begin EXERCISE INPUT

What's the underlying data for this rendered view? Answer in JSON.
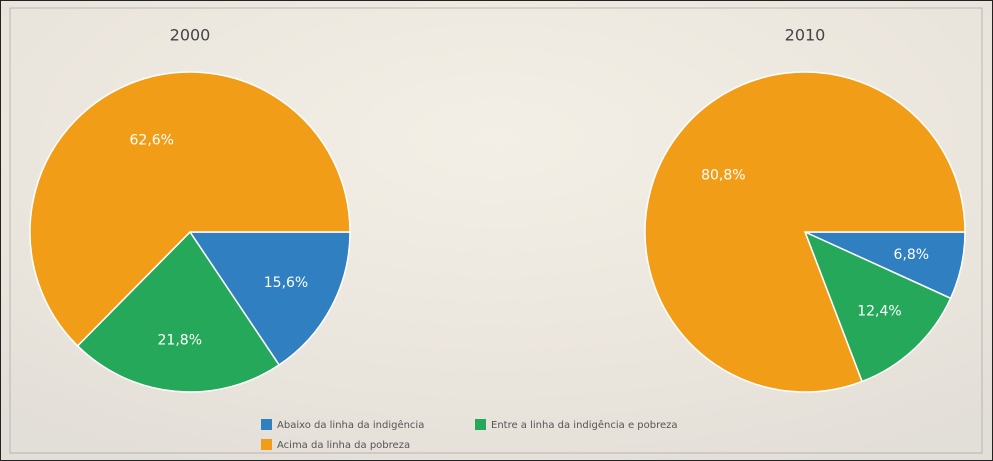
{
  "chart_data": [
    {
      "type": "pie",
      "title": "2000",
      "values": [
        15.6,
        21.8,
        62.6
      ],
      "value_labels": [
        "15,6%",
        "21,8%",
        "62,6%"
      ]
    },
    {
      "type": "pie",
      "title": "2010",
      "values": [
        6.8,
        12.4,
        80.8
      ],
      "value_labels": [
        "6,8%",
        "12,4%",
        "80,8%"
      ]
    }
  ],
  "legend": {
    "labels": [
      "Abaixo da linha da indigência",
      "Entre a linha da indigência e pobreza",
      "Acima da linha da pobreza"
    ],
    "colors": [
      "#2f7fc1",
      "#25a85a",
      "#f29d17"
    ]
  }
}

end EXERCISE INPUT

### [DIRECTIONS]
Transcribe all of the records above character for character. Exclude the pictures.

### [OUTPUT OF THE TASK]
What's the underlying data for this rendered view? Answer in JSON.
{
  "chart_data": [
    {
      "type": "pie",
      "title": "2000",
      "values": [
        15.6,
        21.8,
        62.6
      ],
      "value_labels": [
        "15,6%",
        "21,8%",
        "62,6%"
      ]
    },
    {
      "type": "pie",
      "title": "2010",
      "values": [
        6.8,
        12.4,
        80.8
      ],
      "value_labels": [
        "6,8%",
        "12,4%",
        "80,8%"
      ]
    }
  ],
  "legend": {
    "labels": [
      "Abaixo da linha da indigência",
      "Entre a linha da indigência e pobreza",
      "Acima da linha da pobreza"
    ],
    "colors": [
      "#2f7fc1",
      "#25a85a",
      "#f29d17"
    ]
  }
}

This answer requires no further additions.